### Page text entries
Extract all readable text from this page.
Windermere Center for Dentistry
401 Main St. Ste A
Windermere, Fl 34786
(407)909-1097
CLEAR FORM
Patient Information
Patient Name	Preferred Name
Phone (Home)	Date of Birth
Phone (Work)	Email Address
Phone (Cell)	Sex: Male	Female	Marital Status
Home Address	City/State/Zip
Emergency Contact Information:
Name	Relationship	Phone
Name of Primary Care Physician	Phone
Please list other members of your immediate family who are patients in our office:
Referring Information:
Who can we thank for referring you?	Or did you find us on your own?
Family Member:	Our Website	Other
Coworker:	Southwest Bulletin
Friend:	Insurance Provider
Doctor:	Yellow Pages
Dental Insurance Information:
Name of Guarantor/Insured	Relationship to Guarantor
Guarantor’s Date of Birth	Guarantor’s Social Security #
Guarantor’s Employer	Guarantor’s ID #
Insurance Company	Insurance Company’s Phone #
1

==

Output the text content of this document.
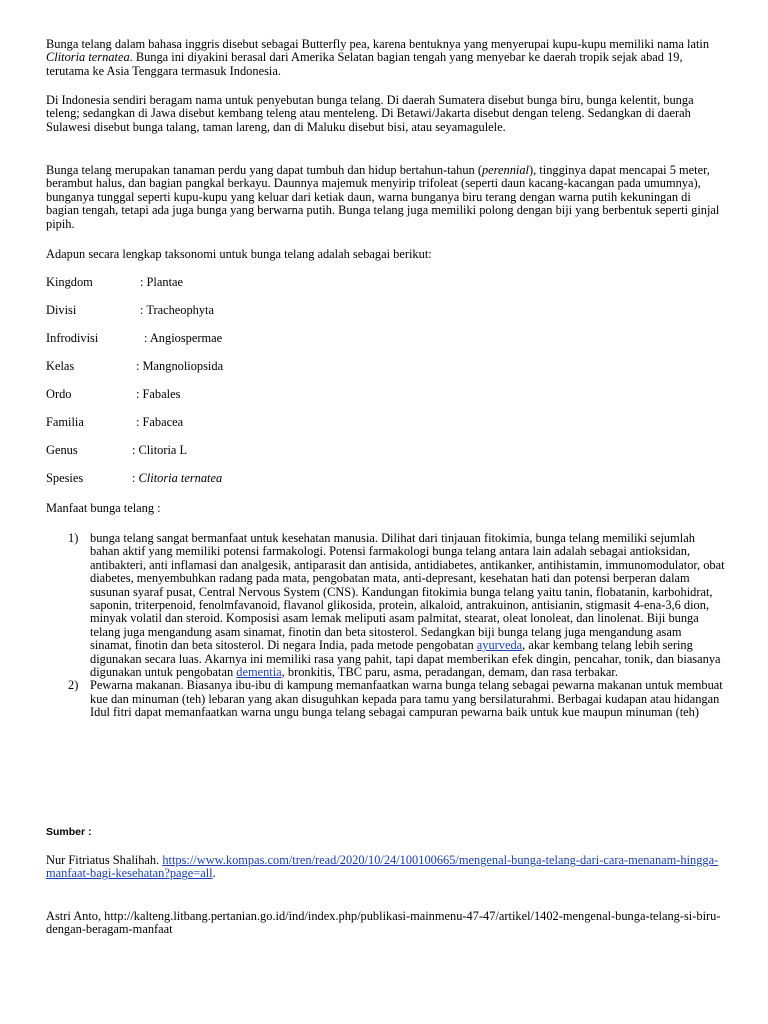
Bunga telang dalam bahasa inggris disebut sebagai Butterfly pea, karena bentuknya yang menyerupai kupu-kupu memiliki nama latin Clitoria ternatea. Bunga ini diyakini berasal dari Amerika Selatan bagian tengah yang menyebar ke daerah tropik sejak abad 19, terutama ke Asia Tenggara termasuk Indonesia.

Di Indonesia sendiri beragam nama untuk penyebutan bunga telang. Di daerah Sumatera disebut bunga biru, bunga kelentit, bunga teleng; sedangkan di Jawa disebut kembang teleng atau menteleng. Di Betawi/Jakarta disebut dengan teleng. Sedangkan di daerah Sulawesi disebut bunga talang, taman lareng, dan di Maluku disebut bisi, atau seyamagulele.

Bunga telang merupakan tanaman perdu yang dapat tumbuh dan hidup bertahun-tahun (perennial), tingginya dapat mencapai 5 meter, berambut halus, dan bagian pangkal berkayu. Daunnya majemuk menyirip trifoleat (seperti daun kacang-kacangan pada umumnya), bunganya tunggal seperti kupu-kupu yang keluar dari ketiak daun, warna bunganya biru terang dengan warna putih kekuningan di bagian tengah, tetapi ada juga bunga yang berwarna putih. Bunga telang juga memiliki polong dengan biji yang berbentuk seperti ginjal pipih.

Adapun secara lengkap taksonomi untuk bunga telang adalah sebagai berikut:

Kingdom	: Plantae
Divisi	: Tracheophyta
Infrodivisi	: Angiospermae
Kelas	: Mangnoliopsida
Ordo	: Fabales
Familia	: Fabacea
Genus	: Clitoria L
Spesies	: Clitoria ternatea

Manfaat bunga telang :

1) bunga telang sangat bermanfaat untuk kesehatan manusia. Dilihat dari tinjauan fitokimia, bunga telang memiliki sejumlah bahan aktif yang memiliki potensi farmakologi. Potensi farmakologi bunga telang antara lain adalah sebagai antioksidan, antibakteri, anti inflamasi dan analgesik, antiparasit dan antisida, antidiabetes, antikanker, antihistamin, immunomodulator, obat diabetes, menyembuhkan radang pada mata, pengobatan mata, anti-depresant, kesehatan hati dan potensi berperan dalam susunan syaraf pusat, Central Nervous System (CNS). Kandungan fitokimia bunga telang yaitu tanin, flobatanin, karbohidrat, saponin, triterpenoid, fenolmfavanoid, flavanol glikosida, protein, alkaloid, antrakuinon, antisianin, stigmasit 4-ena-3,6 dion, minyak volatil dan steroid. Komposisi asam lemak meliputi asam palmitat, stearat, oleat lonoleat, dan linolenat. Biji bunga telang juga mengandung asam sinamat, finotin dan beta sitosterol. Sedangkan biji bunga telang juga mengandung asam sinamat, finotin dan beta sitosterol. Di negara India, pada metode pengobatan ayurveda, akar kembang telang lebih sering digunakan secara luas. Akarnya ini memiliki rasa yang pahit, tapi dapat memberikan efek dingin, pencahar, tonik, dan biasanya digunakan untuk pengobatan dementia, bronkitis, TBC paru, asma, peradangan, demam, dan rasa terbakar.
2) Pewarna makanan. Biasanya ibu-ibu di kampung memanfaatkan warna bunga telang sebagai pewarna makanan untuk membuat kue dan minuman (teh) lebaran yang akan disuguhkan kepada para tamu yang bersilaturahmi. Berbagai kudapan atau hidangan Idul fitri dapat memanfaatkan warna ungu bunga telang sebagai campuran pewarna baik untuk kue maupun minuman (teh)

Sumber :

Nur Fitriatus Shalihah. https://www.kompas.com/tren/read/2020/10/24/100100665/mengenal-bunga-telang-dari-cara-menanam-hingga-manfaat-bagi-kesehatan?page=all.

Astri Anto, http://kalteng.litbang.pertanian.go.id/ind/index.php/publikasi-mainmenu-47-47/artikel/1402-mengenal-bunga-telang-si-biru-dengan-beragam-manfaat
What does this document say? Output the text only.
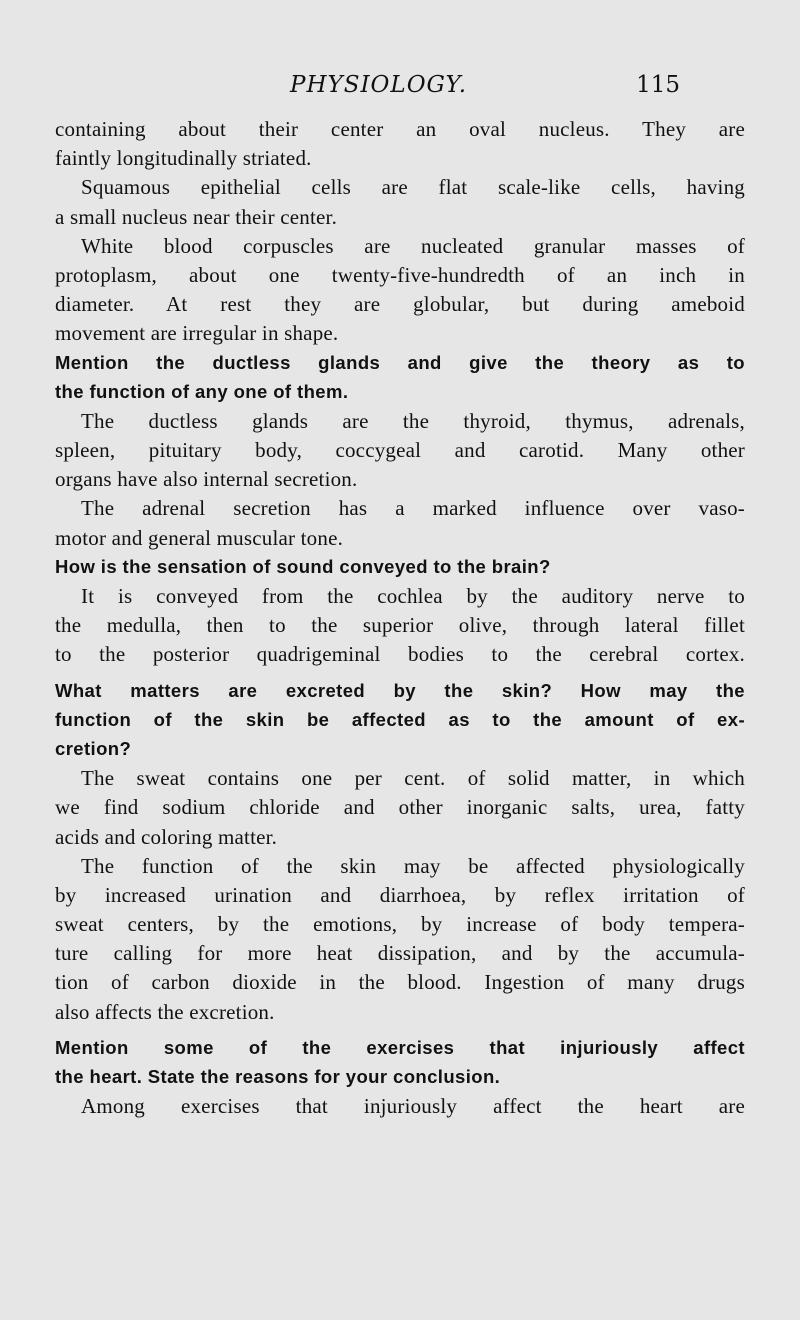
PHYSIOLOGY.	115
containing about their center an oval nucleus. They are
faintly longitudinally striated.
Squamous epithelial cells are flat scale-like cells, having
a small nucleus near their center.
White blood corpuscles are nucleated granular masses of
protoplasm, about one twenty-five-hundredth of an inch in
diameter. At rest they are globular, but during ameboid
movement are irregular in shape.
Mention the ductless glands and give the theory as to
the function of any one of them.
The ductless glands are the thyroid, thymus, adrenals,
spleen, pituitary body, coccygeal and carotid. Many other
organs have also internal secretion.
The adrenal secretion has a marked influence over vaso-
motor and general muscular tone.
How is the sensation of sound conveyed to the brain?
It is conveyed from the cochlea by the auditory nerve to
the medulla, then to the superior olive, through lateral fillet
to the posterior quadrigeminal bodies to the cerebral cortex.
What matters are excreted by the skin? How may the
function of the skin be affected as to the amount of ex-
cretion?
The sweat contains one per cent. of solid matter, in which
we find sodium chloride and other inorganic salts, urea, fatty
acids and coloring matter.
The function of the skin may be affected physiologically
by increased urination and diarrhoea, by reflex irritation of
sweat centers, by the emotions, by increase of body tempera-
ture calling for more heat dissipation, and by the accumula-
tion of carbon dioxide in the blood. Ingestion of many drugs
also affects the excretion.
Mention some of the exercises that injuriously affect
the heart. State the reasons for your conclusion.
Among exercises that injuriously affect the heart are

==

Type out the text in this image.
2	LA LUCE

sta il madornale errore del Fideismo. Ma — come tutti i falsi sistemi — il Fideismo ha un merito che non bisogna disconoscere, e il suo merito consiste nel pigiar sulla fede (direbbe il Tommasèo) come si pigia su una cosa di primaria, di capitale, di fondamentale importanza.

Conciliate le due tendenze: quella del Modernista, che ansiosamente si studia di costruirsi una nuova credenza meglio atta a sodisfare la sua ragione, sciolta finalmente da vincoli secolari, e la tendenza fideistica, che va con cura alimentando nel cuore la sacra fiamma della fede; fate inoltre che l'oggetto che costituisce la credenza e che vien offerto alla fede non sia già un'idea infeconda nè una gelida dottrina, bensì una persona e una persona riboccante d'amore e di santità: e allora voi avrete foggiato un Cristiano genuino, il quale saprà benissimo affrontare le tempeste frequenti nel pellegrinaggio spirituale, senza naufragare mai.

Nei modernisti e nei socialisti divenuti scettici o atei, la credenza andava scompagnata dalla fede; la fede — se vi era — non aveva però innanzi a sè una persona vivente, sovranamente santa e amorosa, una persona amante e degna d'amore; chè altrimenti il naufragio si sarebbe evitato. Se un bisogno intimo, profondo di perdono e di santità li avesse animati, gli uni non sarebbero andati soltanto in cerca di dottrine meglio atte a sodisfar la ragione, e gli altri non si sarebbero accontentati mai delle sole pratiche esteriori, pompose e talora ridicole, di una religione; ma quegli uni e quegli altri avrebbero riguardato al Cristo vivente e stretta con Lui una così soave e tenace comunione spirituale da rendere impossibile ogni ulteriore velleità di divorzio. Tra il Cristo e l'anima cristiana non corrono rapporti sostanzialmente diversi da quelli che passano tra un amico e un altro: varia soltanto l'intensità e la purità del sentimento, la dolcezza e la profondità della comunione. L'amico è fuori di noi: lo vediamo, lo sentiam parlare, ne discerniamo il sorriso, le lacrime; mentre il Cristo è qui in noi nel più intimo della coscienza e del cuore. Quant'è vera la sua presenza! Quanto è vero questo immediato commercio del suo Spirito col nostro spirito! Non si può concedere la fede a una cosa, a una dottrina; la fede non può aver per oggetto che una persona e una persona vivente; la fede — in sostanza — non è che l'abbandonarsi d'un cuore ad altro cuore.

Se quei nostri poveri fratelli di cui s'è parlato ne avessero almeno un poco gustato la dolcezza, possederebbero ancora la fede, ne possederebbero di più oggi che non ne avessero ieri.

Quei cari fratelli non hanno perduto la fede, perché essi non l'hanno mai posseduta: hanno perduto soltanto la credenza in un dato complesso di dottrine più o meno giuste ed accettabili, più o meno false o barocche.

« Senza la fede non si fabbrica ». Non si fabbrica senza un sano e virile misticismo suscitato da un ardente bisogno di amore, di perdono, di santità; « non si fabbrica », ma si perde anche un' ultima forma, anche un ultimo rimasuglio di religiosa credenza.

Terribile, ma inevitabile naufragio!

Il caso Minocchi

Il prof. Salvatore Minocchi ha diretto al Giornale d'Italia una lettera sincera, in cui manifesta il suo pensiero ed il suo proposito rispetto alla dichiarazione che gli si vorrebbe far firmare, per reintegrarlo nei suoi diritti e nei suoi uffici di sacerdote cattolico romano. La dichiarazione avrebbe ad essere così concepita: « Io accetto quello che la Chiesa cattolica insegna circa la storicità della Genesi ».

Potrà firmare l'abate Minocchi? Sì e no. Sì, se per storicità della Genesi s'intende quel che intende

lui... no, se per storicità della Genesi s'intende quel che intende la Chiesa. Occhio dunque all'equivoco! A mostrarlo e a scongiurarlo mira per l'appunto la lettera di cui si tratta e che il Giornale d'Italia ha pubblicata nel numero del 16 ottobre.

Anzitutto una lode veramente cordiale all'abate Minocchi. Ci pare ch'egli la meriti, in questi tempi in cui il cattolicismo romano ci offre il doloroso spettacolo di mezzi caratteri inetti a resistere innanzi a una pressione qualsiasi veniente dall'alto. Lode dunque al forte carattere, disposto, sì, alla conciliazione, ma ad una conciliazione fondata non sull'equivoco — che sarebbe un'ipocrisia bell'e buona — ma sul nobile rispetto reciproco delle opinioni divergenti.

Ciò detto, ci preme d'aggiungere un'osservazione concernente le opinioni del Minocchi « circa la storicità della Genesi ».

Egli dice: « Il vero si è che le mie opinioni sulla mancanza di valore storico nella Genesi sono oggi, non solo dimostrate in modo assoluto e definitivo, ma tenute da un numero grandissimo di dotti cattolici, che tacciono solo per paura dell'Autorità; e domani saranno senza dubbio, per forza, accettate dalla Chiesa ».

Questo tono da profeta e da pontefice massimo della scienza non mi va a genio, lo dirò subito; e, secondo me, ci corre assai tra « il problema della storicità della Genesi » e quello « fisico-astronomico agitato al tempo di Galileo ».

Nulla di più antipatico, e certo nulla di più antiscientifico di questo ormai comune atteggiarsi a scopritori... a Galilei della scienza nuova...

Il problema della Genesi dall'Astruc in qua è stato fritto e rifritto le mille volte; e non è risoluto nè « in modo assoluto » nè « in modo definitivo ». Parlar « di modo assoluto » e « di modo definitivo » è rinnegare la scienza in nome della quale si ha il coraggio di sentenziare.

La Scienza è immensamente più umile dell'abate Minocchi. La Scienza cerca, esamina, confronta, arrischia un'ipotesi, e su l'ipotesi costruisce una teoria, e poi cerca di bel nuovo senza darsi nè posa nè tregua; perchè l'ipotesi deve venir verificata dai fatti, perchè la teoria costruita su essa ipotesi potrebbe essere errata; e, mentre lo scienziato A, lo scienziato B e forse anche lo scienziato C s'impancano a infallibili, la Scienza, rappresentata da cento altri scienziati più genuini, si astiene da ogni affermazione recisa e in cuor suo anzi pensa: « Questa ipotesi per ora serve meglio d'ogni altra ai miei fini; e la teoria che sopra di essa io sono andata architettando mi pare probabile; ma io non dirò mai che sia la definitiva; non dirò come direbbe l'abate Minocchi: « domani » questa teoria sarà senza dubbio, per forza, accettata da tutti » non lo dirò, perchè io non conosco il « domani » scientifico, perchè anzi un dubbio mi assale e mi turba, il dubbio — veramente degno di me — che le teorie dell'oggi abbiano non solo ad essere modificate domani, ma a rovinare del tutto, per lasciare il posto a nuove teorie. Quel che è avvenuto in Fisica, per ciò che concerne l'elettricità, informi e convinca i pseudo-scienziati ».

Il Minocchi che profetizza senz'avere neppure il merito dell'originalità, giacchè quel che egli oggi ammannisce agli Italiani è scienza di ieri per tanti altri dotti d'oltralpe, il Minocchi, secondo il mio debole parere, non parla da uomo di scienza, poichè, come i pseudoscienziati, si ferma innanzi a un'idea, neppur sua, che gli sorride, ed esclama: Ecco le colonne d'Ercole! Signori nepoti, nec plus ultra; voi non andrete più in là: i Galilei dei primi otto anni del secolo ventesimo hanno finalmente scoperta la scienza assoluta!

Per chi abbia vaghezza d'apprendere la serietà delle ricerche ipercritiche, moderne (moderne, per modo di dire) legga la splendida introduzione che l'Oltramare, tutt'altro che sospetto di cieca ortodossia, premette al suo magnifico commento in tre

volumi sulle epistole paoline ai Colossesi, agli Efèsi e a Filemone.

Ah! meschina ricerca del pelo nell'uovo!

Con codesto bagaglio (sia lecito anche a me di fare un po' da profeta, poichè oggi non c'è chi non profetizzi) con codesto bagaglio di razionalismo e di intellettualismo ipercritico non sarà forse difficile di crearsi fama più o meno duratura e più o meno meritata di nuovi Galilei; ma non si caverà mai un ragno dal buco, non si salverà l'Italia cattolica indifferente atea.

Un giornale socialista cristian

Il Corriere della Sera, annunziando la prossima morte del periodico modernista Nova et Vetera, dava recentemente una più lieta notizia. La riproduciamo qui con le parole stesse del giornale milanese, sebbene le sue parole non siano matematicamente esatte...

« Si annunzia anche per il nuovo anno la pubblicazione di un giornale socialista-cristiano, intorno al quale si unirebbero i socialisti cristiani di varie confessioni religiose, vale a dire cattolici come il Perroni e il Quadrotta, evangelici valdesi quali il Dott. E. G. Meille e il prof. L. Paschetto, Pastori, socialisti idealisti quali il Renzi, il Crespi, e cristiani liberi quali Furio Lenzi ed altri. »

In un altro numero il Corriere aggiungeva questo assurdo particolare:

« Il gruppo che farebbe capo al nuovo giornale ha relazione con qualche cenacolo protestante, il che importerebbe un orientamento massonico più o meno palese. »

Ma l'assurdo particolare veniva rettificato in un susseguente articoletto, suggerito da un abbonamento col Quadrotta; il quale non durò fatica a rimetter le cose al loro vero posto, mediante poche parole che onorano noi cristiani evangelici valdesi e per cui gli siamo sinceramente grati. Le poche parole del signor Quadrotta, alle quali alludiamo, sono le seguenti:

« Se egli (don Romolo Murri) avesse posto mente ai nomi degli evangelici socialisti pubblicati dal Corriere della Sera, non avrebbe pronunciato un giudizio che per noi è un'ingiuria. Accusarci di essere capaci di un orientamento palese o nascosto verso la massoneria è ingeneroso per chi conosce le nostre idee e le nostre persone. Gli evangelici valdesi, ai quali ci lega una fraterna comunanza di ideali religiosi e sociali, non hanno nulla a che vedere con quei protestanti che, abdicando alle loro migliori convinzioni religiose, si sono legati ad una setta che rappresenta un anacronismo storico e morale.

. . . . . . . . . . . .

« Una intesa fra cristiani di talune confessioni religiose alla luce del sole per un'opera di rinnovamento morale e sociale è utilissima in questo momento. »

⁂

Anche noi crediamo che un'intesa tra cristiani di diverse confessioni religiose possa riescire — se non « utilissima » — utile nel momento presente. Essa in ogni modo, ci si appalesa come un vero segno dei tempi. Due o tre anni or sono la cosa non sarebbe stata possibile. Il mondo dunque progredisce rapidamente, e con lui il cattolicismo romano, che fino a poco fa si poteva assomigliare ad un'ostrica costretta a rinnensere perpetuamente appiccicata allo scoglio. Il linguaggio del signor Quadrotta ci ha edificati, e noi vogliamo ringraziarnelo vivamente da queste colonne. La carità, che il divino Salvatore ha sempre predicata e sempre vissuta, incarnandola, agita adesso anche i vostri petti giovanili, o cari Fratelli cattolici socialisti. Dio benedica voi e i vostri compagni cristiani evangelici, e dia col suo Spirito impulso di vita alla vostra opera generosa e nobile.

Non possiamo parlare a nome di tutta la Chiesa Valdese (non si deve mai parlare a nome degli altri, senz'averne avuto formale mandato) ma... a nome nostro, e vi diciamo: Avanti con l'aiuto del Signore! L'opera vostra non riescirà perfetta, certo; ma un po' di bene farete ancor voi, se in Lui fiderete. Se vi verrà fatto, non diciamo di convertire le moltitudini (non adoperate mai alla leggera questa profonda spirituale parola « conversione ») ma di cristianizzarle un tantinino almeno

### Activity
Only lines holding the word "heart" are wanted, so copy each of them from the records above.

### Exercise output
the heart. State the reasons for your conclusion.
Among exercises that injuriously affect the heart are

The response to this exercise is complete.